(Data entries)
>>>>

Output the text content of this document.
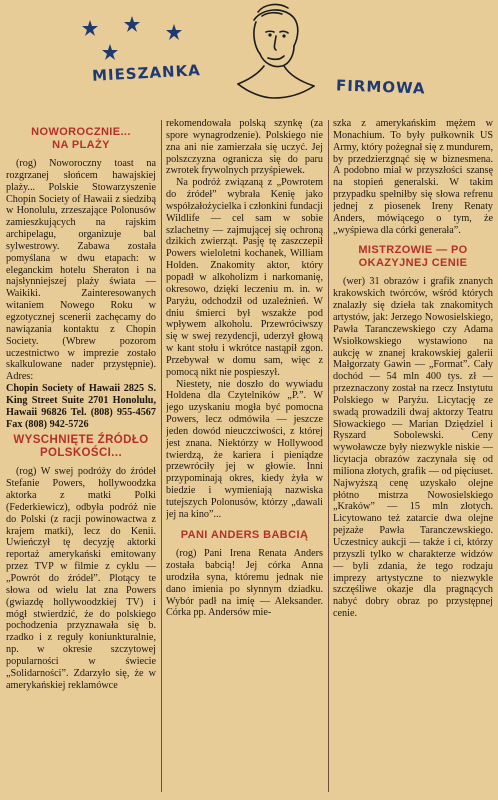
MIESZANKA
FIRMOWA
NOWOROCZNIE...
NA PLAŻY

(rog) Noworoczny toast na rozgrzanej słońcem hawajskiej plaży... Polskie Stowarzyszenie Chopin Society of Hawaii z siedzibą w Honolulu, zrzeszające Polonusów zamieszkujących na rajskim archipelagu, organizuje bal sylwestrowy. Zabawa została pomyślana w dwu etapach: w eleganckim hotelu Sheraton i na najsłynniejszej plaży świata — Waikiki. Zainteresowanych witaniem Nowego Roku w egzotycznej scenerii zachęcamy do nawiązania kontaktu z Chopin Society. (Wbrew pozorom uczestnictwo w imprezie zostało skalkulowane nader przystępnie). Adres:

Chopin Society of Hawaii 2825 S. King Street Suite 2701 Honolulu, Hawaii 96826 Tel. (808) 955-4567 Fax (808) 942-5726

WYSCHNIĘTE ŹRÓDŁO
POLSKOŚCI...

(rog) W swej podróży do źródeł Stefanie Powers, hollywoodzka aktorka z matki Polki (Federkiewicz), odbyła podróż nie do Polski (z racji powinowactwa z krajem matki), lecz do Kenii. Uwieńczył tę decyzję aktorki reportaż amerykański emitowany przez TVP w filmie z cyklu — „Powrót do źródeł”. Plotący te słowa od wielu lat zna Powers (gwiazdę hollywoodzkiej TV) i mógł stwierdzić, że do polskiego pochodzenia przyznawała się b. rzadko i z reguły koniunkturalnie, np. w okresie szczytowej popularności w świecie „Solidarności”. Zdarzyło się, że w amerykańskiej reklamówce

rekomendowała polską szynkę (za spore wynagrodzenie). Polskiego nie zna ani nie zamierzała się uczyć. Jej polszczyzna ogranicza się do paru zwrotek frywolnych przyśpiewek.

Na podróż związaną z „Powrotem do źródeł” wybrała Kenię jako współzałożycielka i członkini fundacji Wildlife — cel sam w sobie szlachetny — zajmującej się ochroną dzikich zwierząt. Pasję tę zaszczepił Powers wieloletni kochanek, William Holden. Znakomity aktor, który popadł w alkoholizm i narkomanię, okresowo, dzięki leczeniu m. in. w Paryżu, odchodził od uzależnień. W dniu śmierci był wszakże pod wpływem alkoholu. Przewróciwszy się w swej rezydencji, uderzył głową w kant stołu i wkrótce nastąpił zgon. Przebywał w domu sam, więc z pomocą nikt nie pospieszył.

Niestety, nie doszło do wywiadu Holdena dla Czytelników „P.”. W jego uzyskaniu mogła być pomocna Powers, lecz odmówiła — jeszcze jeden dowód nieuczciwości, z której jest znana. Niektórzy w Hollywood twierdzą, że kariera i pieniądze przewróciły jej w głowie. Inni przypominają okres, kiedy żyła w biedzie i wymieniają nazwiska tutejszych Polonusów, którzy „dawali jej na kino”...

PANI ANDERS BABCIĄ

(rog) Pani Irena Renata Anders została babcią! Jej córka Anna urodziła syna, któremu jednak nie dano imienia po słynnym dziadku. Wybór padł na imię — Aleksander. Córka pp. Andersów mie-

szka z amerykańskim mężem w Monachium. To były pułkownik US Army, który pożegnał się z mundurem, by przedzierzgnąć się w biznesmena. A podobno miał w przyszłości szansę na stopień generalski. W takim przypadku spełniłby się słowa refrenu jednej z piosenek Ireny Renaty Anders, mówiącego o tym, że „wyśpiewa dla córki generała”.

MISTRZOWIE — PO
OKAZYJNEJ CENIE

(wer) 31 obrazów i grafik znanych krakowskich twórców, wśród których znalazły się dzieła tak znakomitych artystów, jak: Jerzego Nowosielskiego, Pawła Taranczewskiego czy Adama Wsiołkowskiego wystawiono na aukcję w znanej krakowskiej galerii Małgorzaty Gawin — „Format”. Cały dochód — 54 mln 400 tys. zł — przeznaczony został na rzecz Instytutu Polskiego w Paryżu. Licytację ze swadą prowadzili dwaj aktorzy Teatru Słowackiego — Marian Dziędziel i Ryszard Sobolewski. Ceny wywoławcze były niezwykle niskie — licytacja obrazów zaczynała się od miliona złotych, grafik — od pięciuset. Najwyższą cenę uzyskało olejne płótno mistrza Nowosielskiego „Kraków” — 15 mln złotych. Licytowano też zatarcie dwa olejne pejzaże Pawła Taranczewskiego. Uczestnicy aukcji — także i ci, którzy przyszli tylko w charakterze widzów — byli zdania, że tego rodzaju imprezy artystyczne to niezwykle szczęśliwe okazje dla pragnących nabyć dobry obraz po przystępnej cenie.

<<<<
>>>>

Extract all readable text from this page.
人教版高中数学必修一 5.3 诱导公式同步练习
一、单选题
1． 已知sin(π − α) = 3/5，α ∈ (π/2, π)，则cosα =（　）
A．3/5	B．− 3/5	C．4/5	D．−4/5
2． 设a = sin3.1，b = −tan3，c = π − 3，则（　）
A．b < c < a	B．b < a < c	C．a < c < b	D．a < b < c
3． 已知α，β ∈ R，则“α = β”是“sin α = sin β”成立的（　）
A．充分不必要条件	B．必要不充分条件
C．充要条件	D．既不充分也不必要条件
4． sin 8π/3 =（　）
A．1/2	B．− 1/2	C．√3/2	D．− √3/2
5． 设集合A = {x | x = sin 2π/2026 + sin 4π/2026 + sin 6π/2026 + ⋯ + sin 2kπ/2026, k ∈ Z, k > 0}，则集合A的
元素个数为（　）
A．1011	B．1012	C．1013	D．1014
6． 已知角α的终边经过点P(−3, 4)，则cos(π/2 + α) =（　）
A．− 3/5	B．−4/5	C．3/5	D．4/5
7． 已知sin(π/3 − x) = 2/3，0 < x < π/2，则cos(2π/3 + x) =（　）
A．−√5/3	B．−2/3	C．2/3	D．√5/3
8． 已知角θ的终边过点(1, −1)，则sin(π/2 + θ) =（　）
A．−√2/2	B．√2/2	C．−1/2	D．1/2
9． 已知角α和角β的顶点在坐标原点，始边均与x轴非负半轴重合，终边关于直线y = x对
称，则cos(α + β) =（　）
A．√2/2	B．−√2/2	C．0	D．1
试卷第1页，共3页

<<<<
>>>>

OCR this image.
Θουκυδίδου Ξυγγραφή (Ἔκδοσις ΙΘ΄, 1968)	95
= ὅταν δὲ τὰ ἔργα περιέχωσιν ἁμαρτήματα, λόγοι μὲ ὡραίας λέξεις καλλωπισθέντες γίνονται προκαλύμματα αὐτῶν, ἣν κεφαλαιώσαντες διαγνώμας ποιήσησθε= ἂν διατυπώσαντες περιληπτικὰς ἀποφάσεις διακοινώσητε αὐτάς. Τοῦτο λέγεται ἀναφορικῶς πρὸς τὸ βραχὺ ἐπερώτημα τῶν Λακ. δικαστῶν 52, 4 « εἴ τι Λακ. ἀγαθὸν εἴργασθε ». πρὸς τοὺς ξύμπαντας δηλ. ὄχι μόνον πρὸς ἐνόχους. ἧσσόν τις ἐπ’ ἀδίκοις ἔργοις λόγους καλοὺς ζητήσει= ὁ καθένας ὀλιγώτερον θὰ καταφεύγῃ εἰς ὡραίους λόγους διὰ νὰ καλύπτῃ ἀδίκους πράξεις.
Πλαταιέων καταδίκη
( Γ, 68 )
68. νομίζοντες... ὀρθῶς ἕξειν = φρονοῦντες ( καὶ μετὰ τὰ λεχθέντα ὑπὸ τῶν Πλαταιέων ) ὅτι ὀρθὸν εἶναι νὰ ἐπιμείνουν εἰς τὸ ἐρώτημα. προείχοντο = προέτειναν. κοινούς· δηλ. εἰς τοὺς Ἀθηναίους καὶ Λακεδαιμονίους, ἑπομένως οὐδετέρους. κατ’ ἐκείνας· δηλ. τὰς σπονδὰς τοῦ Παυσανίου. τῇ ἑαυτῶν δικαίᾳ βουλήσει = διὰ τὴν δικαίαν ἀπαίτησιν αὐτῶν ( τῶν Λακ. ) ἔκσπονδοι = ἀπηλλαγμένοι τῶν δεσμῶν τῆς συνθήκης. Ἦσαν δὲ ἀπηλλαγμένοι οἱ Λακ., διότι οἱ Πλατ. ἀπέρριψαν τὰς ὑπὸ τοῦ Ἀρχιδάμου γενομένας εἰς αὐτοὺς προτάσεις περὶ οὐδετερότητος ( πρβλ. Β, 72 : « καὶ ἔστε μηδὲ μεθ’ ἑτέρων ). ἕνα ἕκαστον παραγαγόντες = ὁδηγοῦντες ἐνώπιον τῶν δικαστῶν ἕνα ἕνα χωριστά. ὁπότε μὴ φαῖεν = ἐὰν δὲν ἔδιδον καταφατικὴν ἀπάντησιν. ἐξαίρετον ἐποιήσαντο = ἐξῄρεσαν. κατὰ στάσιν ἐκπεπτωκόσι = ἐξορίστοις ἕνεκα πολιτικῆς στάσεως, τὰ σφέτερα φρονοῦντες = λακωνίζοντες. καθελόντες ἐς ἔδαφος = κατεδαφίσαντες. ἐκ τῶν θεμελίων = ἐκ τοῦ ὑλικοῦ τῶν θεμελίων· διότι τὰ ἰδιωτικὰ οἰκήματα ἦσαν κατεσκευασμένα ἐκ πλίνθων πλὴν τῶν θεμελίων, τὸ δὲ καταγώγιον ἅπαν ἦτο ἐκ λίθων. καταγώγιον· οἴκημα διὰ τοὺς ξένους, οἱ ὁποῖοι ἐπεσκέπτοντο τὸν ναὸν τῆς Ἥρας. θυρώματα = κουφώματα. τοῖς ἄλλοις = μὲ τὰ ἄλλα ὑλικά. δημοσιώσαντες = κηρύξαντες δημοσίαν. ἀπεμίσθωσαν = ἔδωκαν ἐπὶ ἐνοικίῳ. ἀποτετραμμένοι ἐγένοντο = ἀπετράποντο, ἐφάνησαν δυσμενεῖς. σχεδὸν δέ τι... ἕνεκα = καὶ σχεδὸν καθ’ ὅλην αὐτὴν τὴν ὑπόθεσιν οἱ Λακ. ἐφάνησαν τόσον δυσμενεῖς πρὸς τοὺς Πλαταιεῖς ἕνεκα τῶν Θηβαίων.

<<<<

▶ Given task
Find how many lines hold the string "Honolulu", and state that number alone.

▶ Written response
2